*** DATA SHOWN ***

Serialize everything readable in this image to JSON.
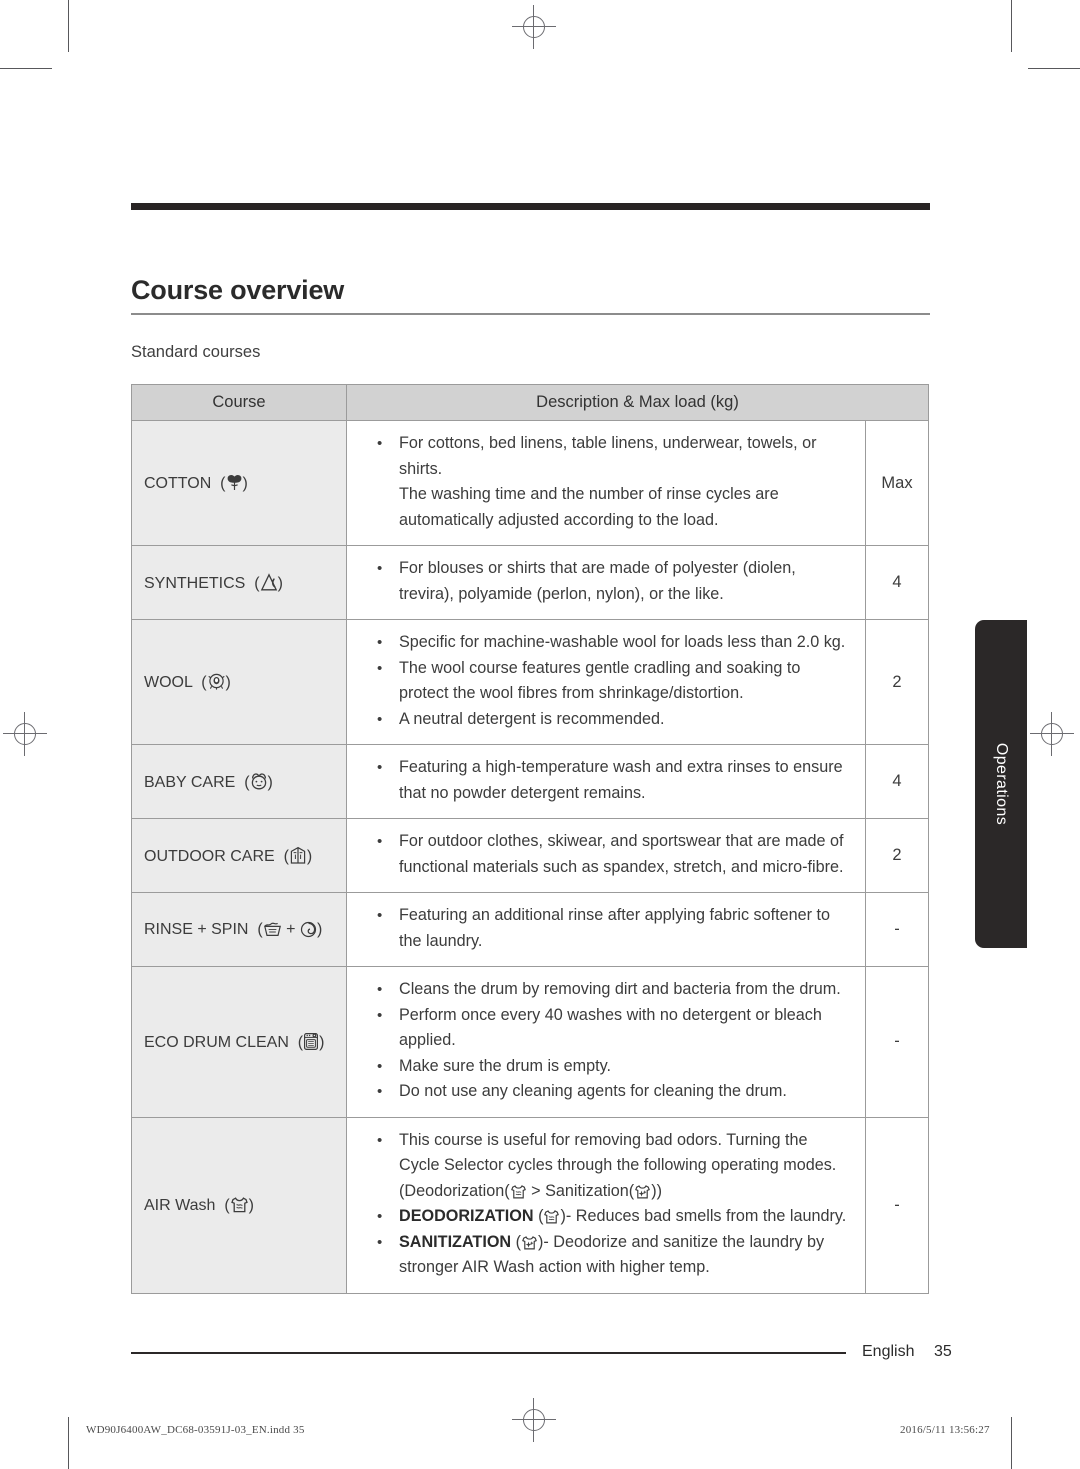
{
  "document": {
    "heading": "Course overview",
    "subheading": "Standard courses",
    "side_tab_label": "Operations",
    "footer": {
      "language": "English",
      "page_number": "35",
      "print_filename": "WD90J6400AW_DC68-03591J-03_EN.indd   35",
      "print_timestamp": "2016/5/11   13:56:27"
    }
  },
  "table": {
    "headers": {
      "course": "Course",
      "description": "Description & Max load (kg)"
    },
    "rows": [
      {
        "course_label": "COTTON",
        "course_icon": "cotton-flower-icon",
        "max_load": "Max",
        "bullets": [
          {
            "bulleted": true,
            "text": "For cottons, bed linens, table linens, underwear, towels, or shirts."
          },
          {
            "bulleted": false,
            "text": "The washing time and the number of rinse cycles are automatically adjusted according to the load."
          }
        ]
      },
      {
        "course_label": "SYNTHETICS",
        "course_icon": "synthetics-icon",
        "max_load": "4",
        "bullets": [
          {
            "bulleted": true,
            "text": "For blouses or shirts that are made of polyester (diolen, trevira), polyamide (perlon, nylon), or the like."
          }
        ]
      },
      {
        "course_label": "WOOL",
        "course_icon": "wool-sheep-icon",
        "max_load": "2",
        "bullets": [
          {
            "bulleted": true,
            "text": "Specific for machine-washable wool for loads less than 2.0 kg."
          },
          {
            "bulleted": true,
            "text": "The wool course features gentle cradling and soaking to protect the wool fibres from shrinkage/distortion."
          },
          {
            "bulleted": true,
            "text": "A neutral detergent is recommended."
          }
        ]
      },
      {
        "course_label": "BABY CARE",
        "course_icon": "baby-care-icon",
        "max_load": "4",
        "bullets": [
          {
            "bulleted": true,
            "text": "Featuring a high-temperature wash and extra rinses to ensure that no powder detergent remains."
          }
        ]
      },
      {
        "course_label": "OUTDOOR CARE",
        "course_icon": "outdoor-jacket-icon",
        "max_load": "2",
        "bullets": [
          {
            "bulleted": true,
            "text": "For outdoor clothes, skiwear, and sportswear that are made of functional materials such as spandex, stretch, and micro-fibre."
          }
        ]
      },
      {
        "course_label": "RINSE + SPIN",
        "course_icon": "rinse-plus-spin-icon",
        "max_load": "-",
        "bullets": [
          {
            "bulleted": true,
            "text": "Featuring an additional rinse after applying fabric softener to the laundry."
          }
        ]
      },
      {
        "course_label": "ECO DRUM CLEAN",
        "course_icon": "eco-drum-clean-icon",
        "max_load": "-",
        "bullets": [
          {
            "bulleted": true,
            "text": "Cleans the drum by removing dirt and bacteria from the drum."
          },
          {
            "bulleted": true,
            "text": "Perform once every 40 washes with no detergent or bleach applied."
          },
          {
            "bulleted": true,
            "text": "Make sure the drum is empty."
          },
          {
            "bulleted": true,
            "text": "Do not use any cleaning agents for cleaning the drum."
          }
        ]
      },
      {
        "course_label": "AIR Wash",
        "course_icon": "air-wash-deodorization-icon",
        "max_load": "-",
        "bullets": []
      }
    ],
    "air_wash": {
      "line1_a": "This course is useful for removing bad odors. Turning the Cycle Selector cycles through the following operating modes.(Deodorization(",
      "line1_b": " > Sanitization(",
      "line1_c": "))",
      "deodorization_label": "DEODORIZATION",
      "deodorization_text": "- Reduces bad smells from the laundry.",
      "sanitization_label": "SANITIZATION",
      "sanitization_text": "- Deodorize and sanitize the laundry by stronger AIR Wash action with higher temp."
    }
  },
  "colors": {
    "header_bar": "#282424",
    "table_head_bg": "#d2d2d2",
    "course_cell_bg": "#ebebeb",
    "side_tab_bg": "#2b2828",
    "text": "#3c3c3c"
  }
}
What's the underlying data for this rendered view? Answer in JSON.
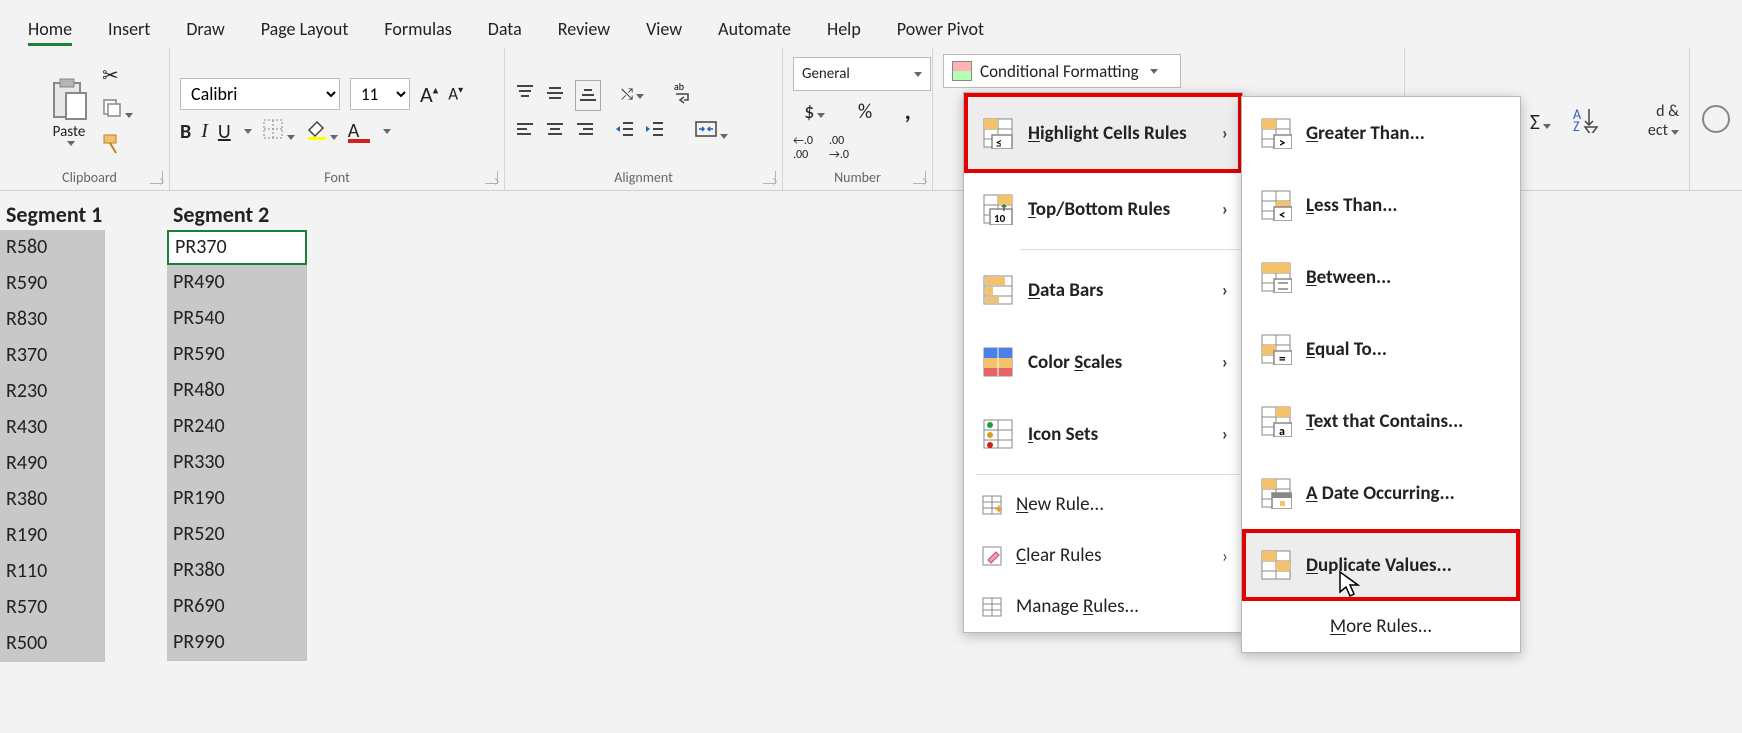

*** End of DATA SHOWN ***

▶ **TASK DIRECTIONS**: Which of the lines above mention the word "Featuring"? Pull those lines out.

▶ **ANSWER TO THIS EXERCISE**:
            "text": "Featuring a high-temperature wash and extra rinses to ensure that no powder detergent remains."
            "text": "Featuring an additional rinse after applying fabric softener to the laundry."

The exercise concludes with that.